» TASK TO COMPLETE
Pull each line holding the word "찾아가는" from the data.

— begin SOURCE MATERIAL —

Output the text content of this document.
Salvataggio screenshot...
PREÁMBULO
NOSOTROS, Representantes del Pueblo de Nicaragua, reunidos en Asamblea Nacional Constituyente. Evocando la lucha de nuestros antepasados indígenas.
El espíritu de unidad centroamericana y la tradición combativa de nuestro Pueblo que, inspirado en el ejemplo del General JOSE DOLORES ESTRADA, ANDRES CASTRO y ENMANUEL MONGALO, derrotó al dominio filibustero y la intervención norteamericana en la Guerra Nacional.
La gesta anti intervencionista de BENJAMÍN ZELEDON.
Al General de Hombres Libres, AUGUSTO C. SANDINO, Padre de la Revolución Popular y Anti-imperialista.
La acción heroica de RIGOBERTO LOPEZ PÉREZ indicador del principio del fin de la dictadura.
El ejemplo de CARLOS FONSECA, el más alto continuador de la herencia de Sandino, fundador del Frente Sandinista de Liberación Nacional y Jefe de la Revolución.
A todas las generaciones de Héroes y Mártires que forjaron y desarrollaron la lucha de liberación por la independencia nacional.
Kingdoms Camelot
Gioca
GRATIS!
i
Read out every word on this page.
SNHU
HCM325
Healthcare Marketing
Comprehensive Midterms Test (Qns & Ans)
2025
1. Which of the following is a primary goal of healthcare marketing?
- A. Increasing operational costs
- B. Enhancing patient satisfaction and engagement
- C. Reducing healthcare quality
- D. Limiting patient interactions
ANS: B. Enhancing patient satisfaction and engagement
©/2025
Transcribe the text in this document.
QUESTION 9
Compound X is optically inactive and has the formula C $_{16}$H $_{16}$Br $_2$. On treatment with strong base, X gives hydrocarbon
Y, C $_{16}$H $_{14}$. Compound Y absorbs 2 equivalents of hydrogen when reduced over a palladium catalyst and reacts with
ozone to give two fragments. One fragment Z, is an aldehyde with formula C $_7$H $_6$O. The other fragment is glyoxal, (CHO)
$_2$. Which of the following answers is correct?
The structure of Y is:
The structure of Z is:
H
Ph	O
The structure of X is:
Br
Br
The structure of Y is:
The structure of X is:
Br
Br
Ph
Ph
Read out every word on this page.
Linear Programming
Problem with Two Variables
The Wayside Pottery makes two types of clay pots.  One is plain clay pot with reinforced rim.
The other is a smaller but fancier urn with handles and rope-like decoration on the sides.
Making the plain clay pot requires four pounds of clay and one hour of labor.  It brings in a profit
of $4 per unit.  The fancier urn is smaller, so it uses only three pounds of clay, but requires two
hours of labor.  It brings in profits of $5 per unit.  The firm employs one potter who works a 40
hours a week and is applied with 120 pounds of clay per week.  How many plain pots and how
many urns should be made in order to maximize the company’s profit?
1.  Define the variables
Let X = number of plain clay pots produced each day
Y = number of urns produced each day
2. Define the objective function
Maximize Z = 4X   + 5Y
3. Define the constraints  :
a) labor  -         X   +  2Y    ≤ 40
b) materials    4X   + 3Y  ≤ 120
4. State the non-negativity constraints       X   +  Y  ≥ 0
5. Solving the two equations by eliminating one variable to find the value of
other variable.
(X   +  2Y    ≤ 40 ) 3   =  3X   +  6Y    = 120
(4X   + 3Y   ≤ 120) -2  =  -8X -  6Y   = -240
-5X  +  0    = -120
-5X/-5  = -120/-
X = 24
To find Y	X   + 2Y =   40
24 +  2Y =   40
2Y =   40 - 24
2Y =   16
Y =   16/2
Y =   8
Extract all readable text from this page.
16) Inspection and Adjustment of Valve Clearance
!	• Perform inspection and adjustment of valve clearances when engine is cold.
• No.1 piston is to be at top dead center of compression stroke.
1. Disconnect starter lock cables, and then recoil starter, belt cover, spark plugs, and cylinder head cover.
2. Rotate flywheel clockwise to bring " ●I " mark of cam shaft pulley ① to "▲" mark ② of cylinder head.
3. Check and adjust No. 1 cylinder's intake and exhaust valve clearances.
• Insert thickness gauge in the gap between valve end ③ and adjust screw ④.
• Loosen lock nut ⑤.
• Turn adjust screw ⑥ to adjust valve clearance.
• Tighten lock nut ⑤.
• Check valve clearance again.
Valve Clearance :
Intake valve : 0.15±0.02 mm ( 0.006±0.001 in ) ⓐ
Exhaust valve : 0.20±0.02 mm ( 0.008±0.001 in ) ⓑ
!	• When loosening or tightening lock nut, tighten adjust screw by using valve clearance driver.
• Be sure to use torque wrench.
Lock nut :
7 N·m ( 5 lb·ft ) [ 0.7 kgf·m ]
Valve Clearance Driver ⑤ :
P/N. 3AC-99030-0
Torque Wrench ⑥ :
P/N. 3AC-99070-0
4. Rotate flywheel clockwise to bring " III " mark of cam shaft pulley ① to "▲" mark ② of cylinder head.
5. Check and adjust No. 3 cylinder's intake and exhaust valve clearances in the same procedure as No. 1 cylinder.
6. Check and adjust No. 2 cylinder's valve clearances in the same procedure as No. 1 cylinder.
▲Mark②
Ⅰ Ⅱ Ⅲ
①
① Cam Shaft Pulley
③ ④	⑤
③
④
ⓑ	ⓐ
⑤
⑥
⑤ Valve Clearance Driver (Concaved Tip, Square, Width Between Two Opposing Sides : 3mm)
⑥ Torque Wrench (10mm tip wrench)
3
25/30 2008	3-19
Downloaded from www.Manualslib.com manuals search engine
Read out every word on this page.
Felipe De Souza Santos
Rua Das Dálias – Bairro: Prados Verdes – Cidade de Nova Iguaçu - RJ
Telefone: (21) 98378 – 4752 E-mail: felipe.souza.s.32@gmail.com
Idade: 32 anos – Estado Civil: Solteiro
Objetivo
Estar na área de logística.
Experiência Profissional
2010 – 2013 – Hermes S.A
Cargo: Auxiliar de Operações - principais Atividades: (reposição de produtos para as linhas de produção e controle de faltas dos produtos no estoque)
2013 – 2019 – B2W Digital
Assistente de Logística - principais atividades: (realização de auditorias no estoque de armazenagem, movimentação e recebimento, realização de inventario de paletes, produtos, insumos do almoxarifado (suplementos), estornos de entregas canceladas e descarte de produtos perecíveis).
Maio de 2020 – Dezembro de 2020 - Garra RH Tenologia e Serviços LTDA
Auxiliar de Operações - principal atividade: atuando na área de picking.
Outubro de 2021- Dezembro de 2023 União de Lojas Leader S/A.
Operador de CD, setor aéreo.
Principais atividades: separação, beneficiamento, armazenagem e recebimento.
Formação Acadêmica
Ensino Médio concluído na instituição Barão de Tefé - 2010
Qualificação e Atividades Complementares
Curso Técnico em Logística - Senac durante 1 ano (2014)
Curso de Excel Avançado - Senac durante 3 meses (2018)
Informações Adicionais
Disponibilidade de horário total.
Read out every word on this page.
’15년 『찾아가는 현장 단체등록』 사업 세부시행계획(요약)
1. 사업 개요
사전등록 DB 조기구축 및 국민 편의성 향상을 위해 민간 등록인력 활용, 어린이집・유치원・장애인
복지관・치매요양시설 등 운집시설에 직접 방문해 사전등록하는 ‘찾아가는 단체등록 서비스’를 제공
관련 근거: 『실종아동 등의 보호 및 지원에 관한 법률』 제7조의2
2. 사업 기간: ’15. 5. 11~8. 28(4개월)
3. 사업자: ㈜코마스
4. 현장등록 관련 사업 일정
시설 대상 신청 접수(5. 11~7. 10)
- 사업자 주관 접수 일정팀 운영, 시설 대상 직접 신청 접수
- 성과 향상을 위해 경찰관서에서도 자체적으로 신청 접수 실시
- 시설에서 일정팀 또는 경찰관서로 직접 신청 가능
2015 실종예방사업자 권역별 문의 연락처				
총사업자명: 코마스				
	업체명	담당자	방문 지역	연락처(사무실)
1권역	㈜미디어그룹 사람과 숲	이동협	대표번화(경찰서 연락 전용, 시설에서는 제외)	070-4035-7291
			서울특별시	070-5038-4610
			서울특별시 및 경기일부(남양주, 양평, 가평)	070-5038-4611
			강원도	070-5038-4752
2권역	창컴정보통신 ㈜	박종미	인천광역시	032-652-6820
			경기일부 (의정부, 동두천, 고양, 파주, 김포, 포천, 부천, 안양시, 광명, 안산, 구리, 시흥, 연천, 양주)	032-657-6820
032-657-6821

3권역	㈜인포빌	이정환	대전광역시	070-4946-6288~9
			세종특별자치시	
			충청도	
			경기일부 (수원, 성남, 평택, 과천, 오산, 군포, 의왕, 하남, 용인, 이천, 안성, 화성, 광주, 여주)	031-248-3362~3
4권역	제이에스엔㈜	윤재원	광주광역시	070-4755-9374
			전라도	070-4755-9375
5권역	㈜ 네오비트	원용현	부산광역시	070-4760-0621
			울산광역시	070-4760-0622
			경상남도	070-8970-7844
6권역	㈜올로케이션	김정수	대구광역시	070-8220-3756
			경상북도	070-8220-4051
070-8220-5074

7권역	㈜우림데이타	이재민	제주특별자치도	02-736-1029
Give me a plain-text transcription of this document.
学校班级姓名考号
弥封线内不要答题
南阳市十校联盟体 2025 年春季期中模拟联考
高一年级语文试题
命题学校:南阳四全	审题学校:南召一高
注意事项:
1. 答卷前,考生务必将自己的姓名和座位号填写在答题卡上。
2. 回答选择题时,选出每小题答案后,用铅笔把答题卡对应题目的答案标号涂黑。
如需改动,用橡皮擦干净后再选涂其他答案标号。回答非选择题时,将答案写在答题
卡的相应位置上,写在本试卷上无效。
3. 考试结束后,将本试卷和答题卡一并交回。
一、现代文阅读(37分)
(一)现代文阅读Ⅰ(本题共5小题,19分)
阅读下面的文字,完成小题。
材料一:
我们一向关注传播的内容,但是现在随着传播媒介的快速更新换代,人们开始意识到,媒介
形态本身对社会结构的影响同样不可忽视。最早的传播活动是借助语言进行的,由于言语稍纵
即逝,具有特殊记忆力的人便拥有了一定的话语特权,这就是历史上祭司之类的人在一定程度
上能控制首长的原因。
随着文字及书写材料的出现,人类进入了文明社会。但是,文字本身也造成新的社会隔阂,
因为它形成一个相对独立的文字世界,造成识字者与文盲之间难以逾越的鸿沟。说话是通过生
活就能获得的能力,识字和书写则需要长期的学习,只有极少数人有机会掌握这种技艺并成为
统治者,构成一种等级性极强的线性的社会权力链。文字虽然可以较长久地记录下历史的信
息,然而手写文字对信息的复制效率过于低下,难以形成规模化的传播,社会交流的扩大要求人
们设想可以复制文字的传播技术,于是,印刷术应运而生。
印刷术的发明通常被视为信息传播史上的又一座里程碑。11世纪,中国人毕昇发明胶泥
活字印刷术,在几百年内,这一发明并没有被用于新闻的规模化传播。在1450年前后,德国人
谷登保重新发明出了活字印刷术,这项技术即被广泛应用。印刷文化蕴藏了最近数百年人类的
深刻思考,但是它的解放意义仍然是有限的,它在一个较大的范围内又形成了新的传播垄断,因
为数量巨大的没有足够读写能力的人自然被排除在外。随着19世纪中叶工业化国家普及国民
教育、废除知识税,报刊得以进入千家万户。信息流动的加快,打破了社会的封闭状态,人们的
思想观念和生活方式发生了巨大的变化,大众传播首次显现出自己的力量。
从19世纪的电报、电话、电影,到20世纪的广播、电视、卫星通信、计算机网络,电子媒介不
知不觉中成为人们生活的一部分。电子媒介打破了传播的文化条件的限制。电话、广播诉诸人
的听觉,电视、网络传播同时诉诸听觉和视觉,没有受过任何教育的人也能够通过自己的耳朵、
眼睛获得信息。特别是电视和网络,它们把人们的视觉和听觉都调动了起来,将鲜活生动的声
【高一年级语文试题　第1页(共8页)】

— end SOURCE MATERIAL —

» TASK OUTPUT
’15년 『찾아가는 현장 단체등록』 사업 세부시행계획(요약)
복지관・치매요양시설 등 운집시설에 직접 방문해 사전등록하는 ‘찾아가는 단체등록 서비스’를 제공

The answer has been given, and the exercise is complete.